* Start Records *

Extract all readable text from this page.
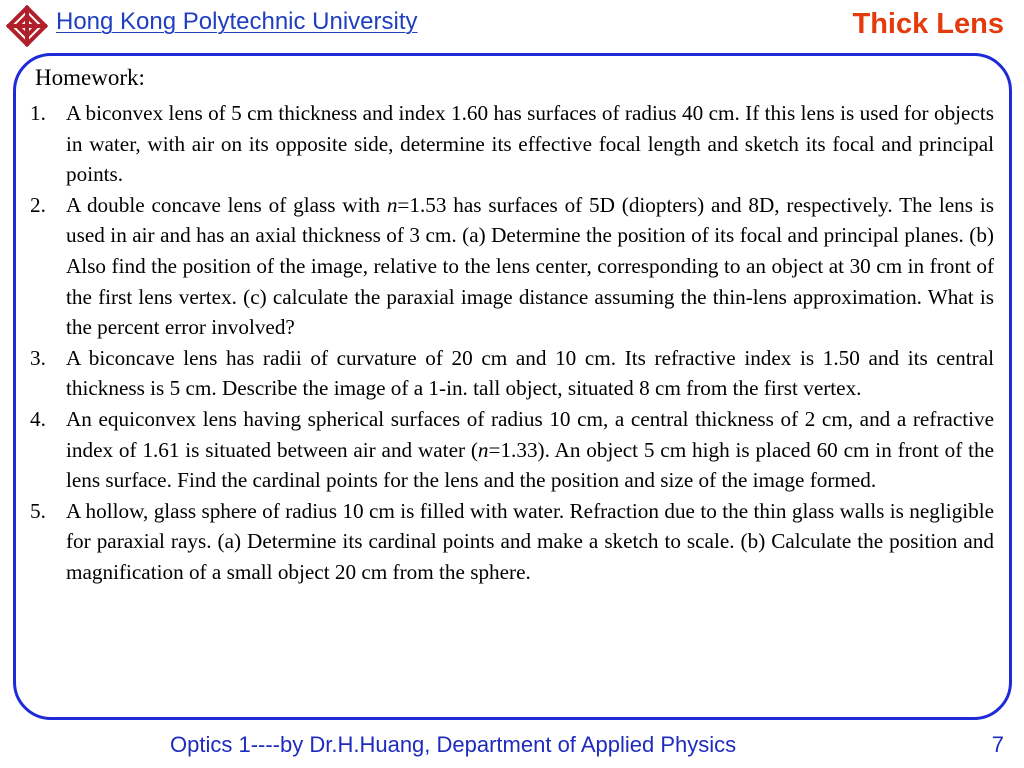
Hong Kong Polytechnic University	Thick Lens
Homework:
1. A biconvex lens of 5 cm thickness and index 1.60 has surfaces of radius 40 cm. If this lens is used for objects in water, with air on its opposite side, determine its effective focal length and sketch its focal and principal points.
2. A double concave lens of glass with n=1.53 has surfaces of 5D (diopters) and 8D, respectively. The lens is used in air and has an axial thickness of 3 cm. (a) Determine the position of its focal and principal planes. (b) Also find the position of the image, relative to the lens center, corresponding to an object at 30 cm in front of the first lens vertex. (c) calculate the paraxial image distance assuming the thin-lens approximation. What is the percent error involved?
3. A biconcave lens has radii of curvature of 20 cm and 10 cm. Its refractive index is 1.50 and its central thickness is 5 cm. Describe the image of a 1-in. tall object, situated 8 cm from the first vertex.
4. An equiconvex lens having spherical surfaces of radius 10 cm, a central thickness of 2 cm, and a refractive index of 1.61 is situated between air and water (n=1.33). An object 5 cm high is placed 60 cm in front of the lens surface. Find the cardinal points for the lens and the position and size of the image formed.
5. A hollow, glass sphere of radius 10 cm is filled with water. Refraction due to the thin glass walls is negligible for paraxial rays. (a) Determine its cardinal points and make a sketch to scale. (b) Calculate the position and magnification of a small object 20 cm from the sphere.
Optics 1----by Dr.H.Huang, Department of Applied Physics	7
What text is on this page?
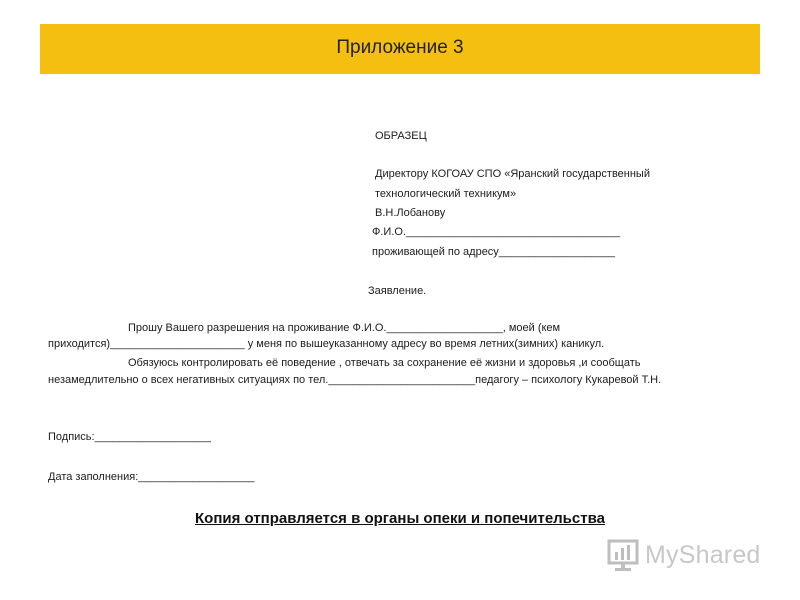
Приложение 3
ОБРАЗЕЦ
Директору КОГОАУ СПО «Яранский государственный
технологический техникум»
В.Н.Лобанову
Ф.И.О.___________________________________
проживающей по адресу___________________
Заявление.
Прошу Вашего разрешения на проживание Ф.И.О.___________________, моей (кем
приходится)______________________ у меня по вышеуказанному адресу во время летних(зимних) каникул.
Обязуюсь контролировать её поведение , отвечать за сохранение её жизни и здоровья ,и сообщать
незамедлительно о всех негативных ситуациях по тел.________________________педагогу – психологу Кукаревой Т.Н.
Подпись:___________________
Дата заполнения:___________________
Копия отправляется в органы опеки и попечительства
MyShared
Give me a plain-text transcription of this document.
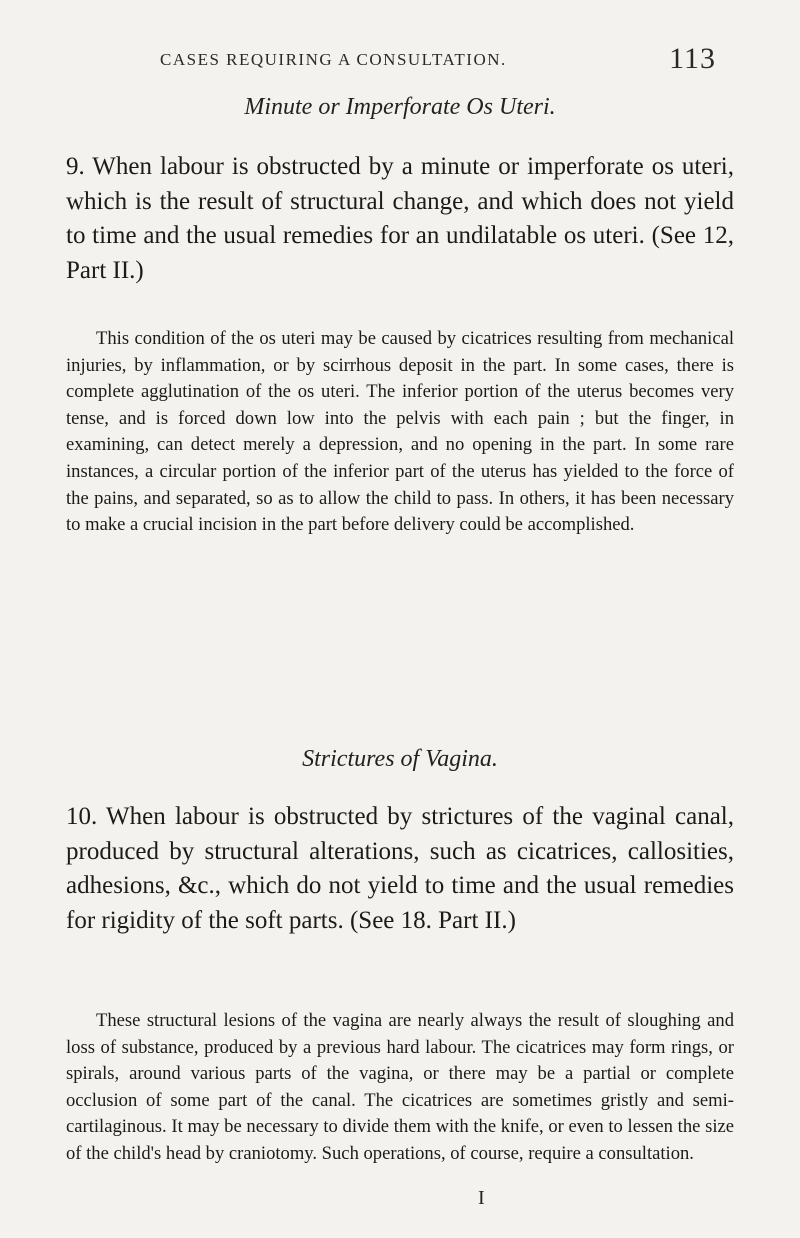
CASES REQUIRING A CONSULTATION.	113
Minute or Imperforate Os Uteri.
9. When labour is obstructed by a minute or imperforate os uteri, which is the result of structural change, and which does not yield to time and the usual remedies for an undilatable os uteri. (See 12, Part II.)
This condition of the os uteri may be caused by cicatrices resulting from mechanical injuries, by inflammation, or by scirrhous deposit in the part. In some cases, there is complete agglutination of the os uteri. The inferior portion of the uterus becomes very tense, and is forced down low into the pelvis with each pain ; but the finger, in examining, can detect merely a depression, and no opening in the part. In some rare instances, a circular portion of the inferior part of the uterus has yielded to the force of the pains, and separated, so as to allow the child to pass. In others, it has been necessary to make a crucial incision in the part before delivery could be accomplished.
Strictures of Vagina.
10. When labour is obstructed by strictures of the vaginal canal, produced by structural alterations, such as cicatrices, callosities, adhesions, &c., which do not yield to time and the usual remedies for rigidity of the soft parts. (See 18. Part II.)
These structural lesions of the vagina are nearly always the result of sloughing and loss of substance, produced by a previous hard labour. The cicatrices may form rings, or spirals, around various parts of the vagina, or there may be a partial or complete occlusion of some part of the canal. The cicatrices are sometimes gristly and semi-cartilaginous. It may be necessary to divide them with the knife, or even to lessen the size of the child's head by craniotomy. Such operations, of course, require a consultation.
I
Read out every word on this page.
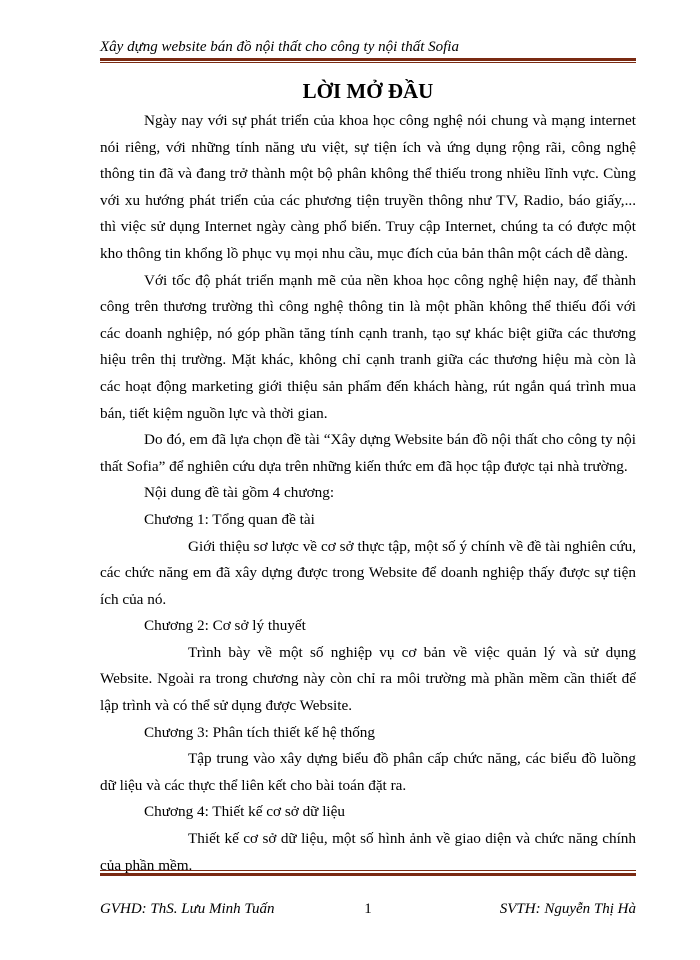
Xây dựng website bán đồ nội thất cho công ty nội thất Sofia
LỜI MỞ ĐẦU

Ngày nay với sự phát triển của khoa học công nghệ nói chung và mạng internet nói riêng, với những tính năng ưu việt, sự tiện ích và ứng dụng rộng rãi, công nghệ thông tin đã và đang trở thành một bộ phân không thể thiếu trong nhiều lĩnh vực. Cùng với xu hướng phát triển của các phương tiện truyền thông như TV, Radio, báo giấy,... thì việc sử dụng Internet ngày càng phổ biến. Truy cập Internet, chúng ta có được một kho thông tin khổng lồ phục vụ mọi nhu cầu, mục đích của bản thân một cách dễ dàng.

Với tốc độ phát triển mạnh mẽ của nền khoa học công nghệ hiện nay, để thành công trên thương trường thì công nghệ thông tin là một phần không thể thiếu đối với các doanh nghiệp, nó góp phần tăng tính cạnh tranh, tạo sự khác biệt giữa các thương hiệu trên thị trường. Mặt khác, không chỉ cạnh tranh giữa các thương hiệu mà còn là các hoạt động marketing giới thiệu sản phẩm đến khách hàng, rút ngắn quá trình mua bán, tiết kiệm nguồn lực và thời gian.

Do đó, em đã lựa chọn đề tài “Xây dựng Website bán đồ nội thất cho công ty nội thất Sofia” để nghiên cứu dựa trên những kiến thức em đã học tập được tại nhà trường.

Nội dung đề tài gồm 4 chương:

Chương 1: Tổng quan đề tài

Giới thiệu sơ lược về cơ sở thực tập, một số ý chính về đề tài nghiên cứu, các chức năng em đã xây dựng được trong Website để doanh nghiệp thấy được sự tiện ích của nó.

Chương 2: Cơ sở lý thuyết

Trình bày về một số nghiệp vụ cơ bản về việc quản lý và sử dụng Website. Ngoài ra trong chương này còn chỉ ra môi trường mà phần mềm cần thiết để lập trình và có thể sử dụng được Website.

Chương 3: Phân tích thiết kế hệ thống

Tập trung vào xây dựng biểu đồ phân cấp chức năng, các biểu đồ luồng dữ liệu và các thực thể liên kết cho bài toán đặt ra.

Chương 4: Thiết kế cơ sở dữ liệu

Thiết kế cơ sở dữ liệu, một số hình ảnh về giao diện và chức năng chính của phần mềm.

GVHD: ThS. Lưu Minh Tuấn	1	SVTH: Nguyễn Thị Hà
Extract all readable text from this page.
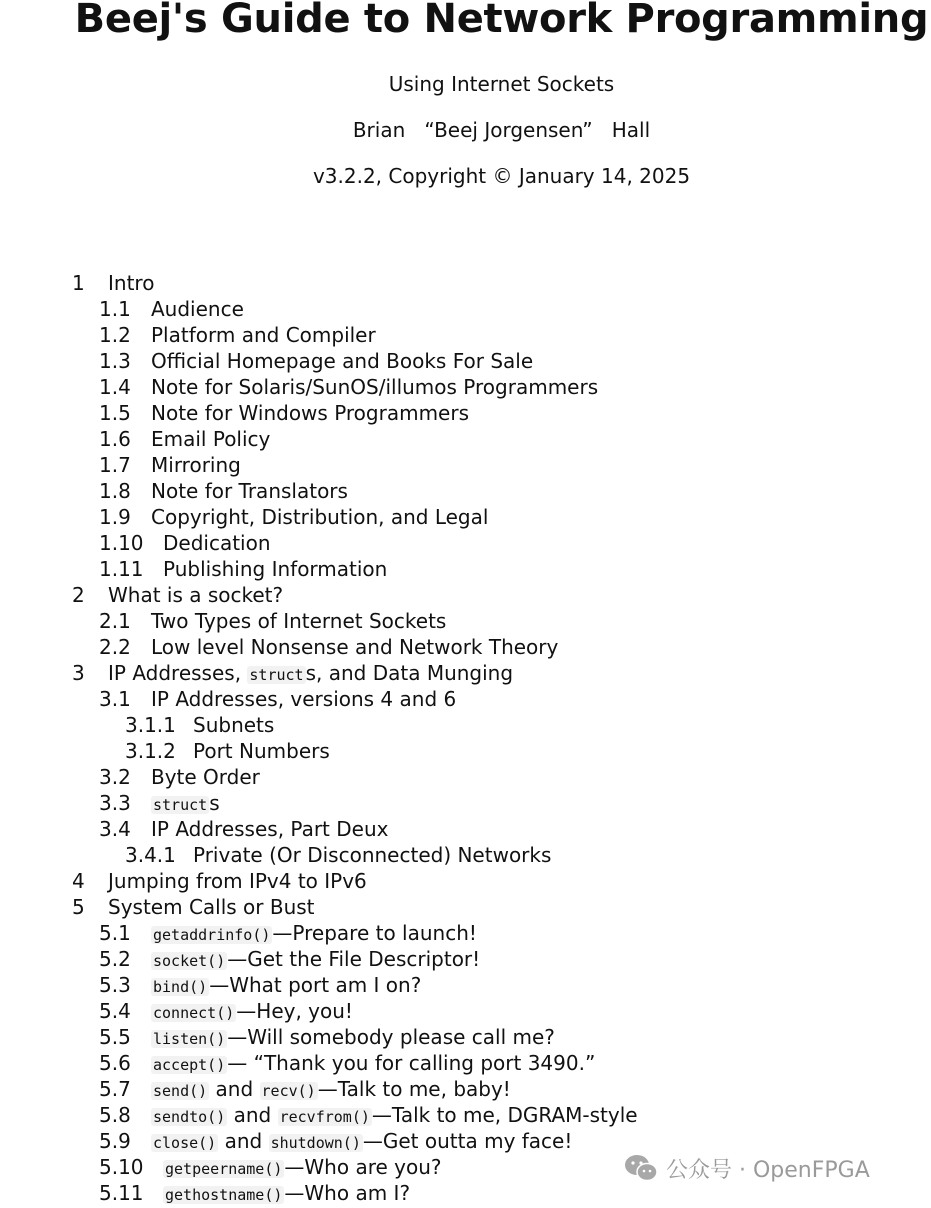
Beej's Guide to Network Programming
Using Internet Sockets
Brian   “Beej Jorgensen”   Hall
v3.2.2, Copyright © January 14, 2025
1 Intro
1.1 Audience
1.2 Platform and Compiler
1.3 Official Homepage and Books For Sale
1.4 Note for Solaris/SunOS/illumos Programmers
1.5 Note for Windows Programmers
1.6 Email Policy
1.7 Mirroring
1.8 Note for Translators
1.9 Copyright, Distribution, and Legal
1.10 Dedication
1.11 Publishing Information
2 What is a socket?
2.1 Two Types of Internet Sockets
2.2 Low level Nonsense and Network Theory
3 IP Addresses, struct s, and Data Munging
3.1 IP Addresses, versions 4 and 6
3.1.1 Subnets
3.1.2 Port Numbers
3.2 Byte Order
3.3 struct s
3.4 IP Addresses, Part Deux
3.4.1 Private (Or Disconnected) Networks
4 Jumping from IPv4 to IPv6
5 System Calls or Bust
5.1 getaddrinfo() —Prepare to launch!
5.2 socket() —Get the File Descriptor!
5.3 bind() —What port am I on?
5.4 connect() —Hey, you!
5.5 listen() —Will somebody please call me?
5.6 accept() — “Thank you for calling port 3490.”
5.7 send() and recv() —Talk to me, baby!
5.8 sendto() and recvfrom() —Talk to me, DGRAM-style
5.9 close() and shutdown() —Get outta my face!
5.10 getpeername() —Who are you?
5.11 gethostname() —Who am I?
公众号 · OpenFPGA
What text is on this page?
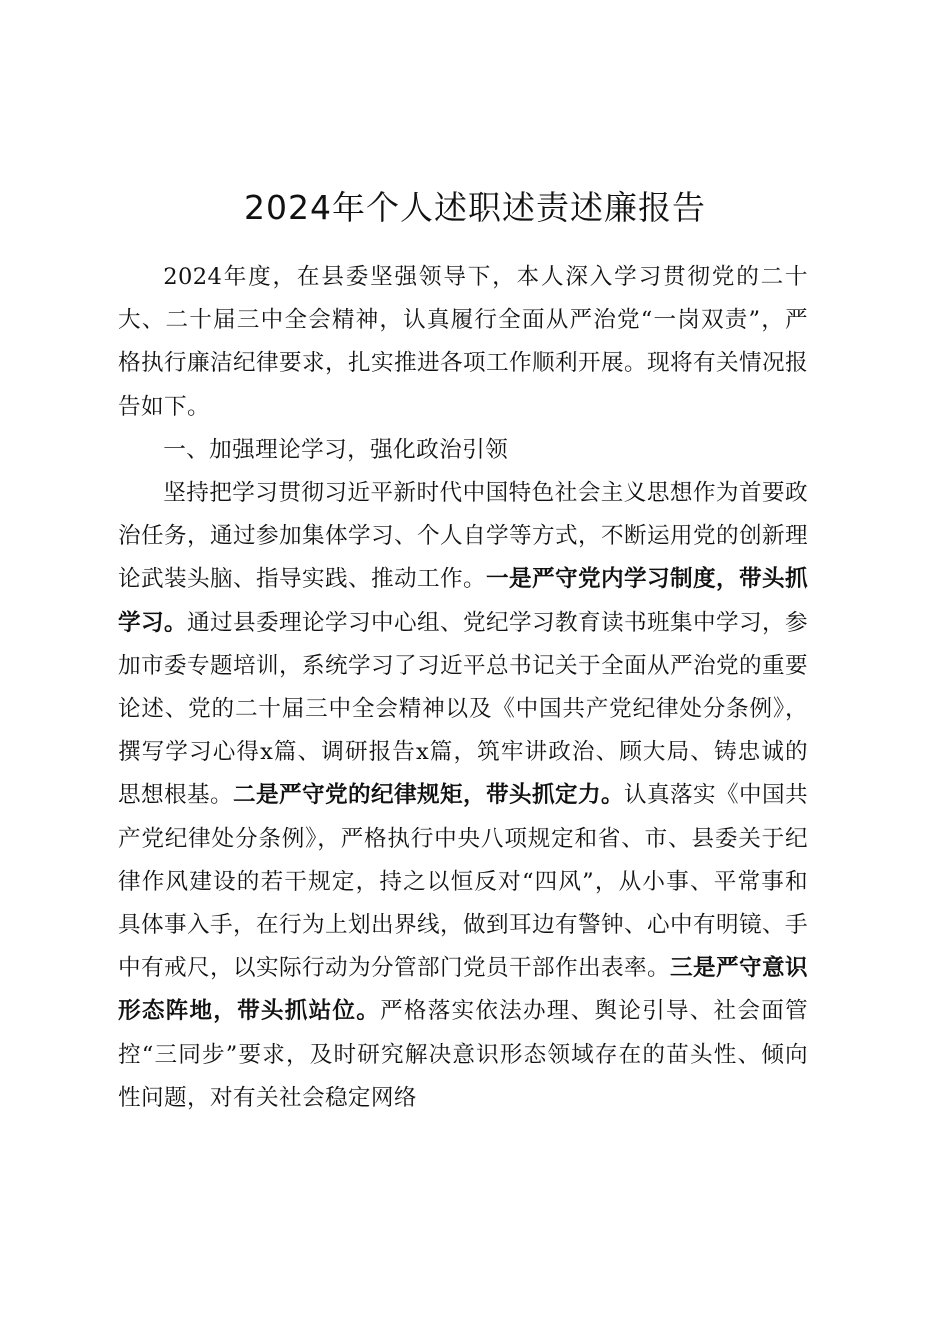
2024年个人述职述责述廉报告

2024年度，在县委坚强领导下，本人深入学习贯彻党的二十大、二十届三中全会精神，认真履行全面从严治党“一岗双责”，严格执行廉洁纪律要求，扎实推进各项工作顺利开展。现将有关情况报告如下。

一、加强理论学习，强化政治引领

坚持把学习贯彻习近平新时代中国特色社会主义思想作为首要政治任务，通过参加集体学习、个人自学等方式，不断运用党的创新理论武装头脑、指导实践、推动工作。一是严守党内学习制度，带头抓学习。通过县委理论学习中心组、党纪学习教育读书班集中学习，参加市委专题培训，系统学习了习近平总书记关于全面从严治党的重要论述、党的二十届三中全会精神以及《中国共产党纪律处分条例》，撰写学习心得x篇、调研报告x篇，筑牢讲政治、顾大局、铸忠诚的思想根基。二是严守党的纪律规矩，带头抓定力。认真落实《中国共产党纪律处分条例》，严格执行中央八项规定和省、市、县委关于纪律作风建设的若干规定，持之以恒反对“四风”，从小事、平常事和具体事入手，在行为上划出界线，做到耳边有警钟、心中有明镜、手中有戒尺，以实际行动为分管部门党员干部作出表率。三是严守意识形态阵地，带头抓站位。严格落实依法办理、舆论引导、社会面管控“三同步”要求，及时研究解决意识形态领域存在的苗头性、倾向性问题，对有关社会稳定网络
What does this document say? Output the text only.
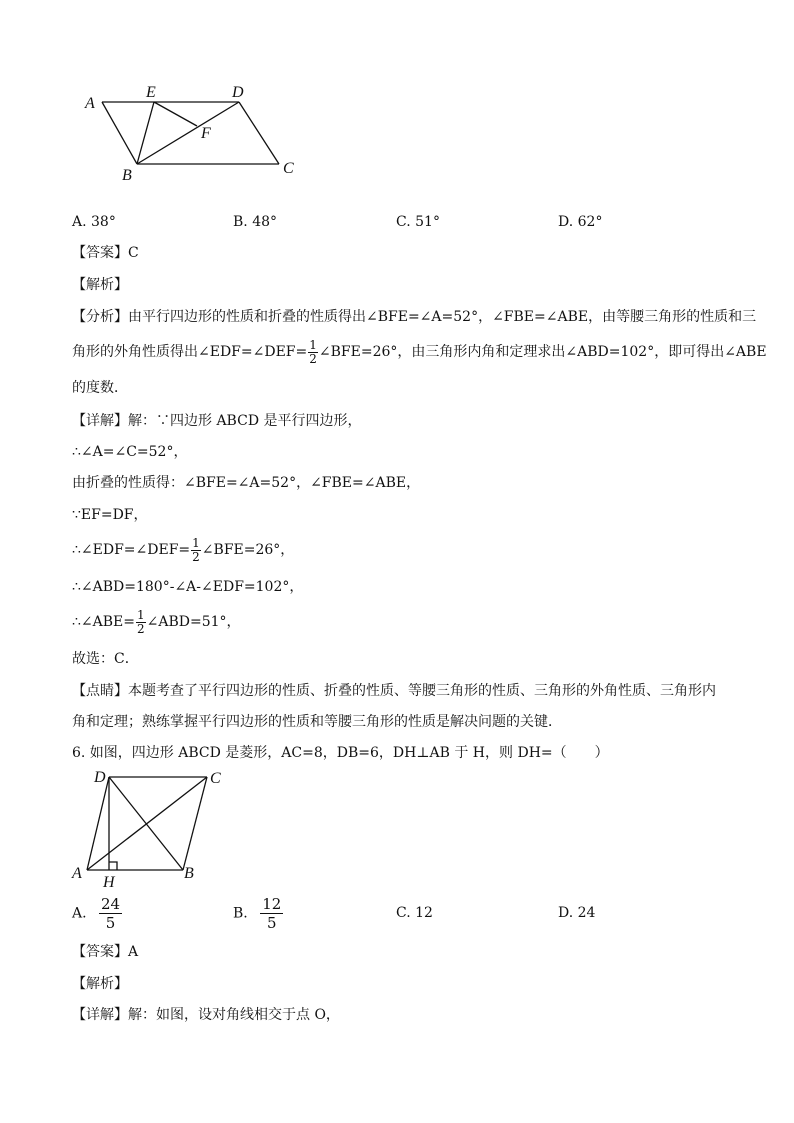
A
E	D
F
B	C
A. 38°	B. 48°	C. 51°	D. 62°
【答案】C
【解析】
【分析】由平行四边形的性质和折叠的性质得出∠BFE=∠A=52°，∠FBE=∠ABE，由等腰三角形的性质和三
角形的外角性质得出∠EDF=∠DEF= $\frac{1}{2}$ ∠BFE=26°，由三角形内角和定理求出∠ABD=102°，即可得出∠ABE
的度数．
【详解】解：∵四边形 ABCD 是平行四边形，
∴∠A=∠C=52°，
由折叠的性质得：∠BFE=∠A=52°，∠FBE=∠ABE，
∵EF=DF，
∴∠EDF=∠DEF= $\frac{1}{2}$ ∠BFE=26°，
∴∠ABD=180°-∠A-∠EDF=102°，
∴∠ABE= $\frac{1}{2}$ ∠ABD=51°，
故选：C．
【点睛】本题考查了平行四边形的性质、折叠的性质、等腰三角形的性质、三角形的外角性质、三角形内
角和定理；熟练掌握平行四边形的性质和等腰三角形的性质是解决问题的关键．
6. 如图，四边形 ABCD 是菱形，AC=8，DB=6，DH⊥AB 于 H，则 DH=（　　）
D	C
A
H
B
A. $\frac{24}{5}$	B. $\frac{12}{5}$	C. 12	D. 24
【答案】A
【解析】
【详解】解：如图，设对角线相交于点 O，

* End Records *

_Aim of the task_
Identify lines with the string "những". Copy each one.

_Response to this exercise_
Ngày nay với sự phát triển của khoa học công nghệ nói chung và mạng internet nói riêng, với những tính năng ưu việt, sự tiện ích và ứng dụng rộng rãi, công nghệ thông tin đã và đang trở thành một bộ phân không thể thiếu trong nhiều lĩnh vực. Cùng với xu hướng phát triển của các phương tiện truyền thông như TV, Radio, báo giấy,... thì việc sử dụng Internet ngày càng phổ biến. Truy cập Internet, chúng ta có được một kho thông tin khổng lồ phục vụ mọi nhu cầu, mục đích của bản thân một cách dễ dàng.
Do đó, em đã lựa chọn đề tài “Xây dựng Website bán đồ nội thất cho công ty nội thất Sofia” để nghiên cứu dựa trên những kiến thức em đã học tập được tại nhà trường.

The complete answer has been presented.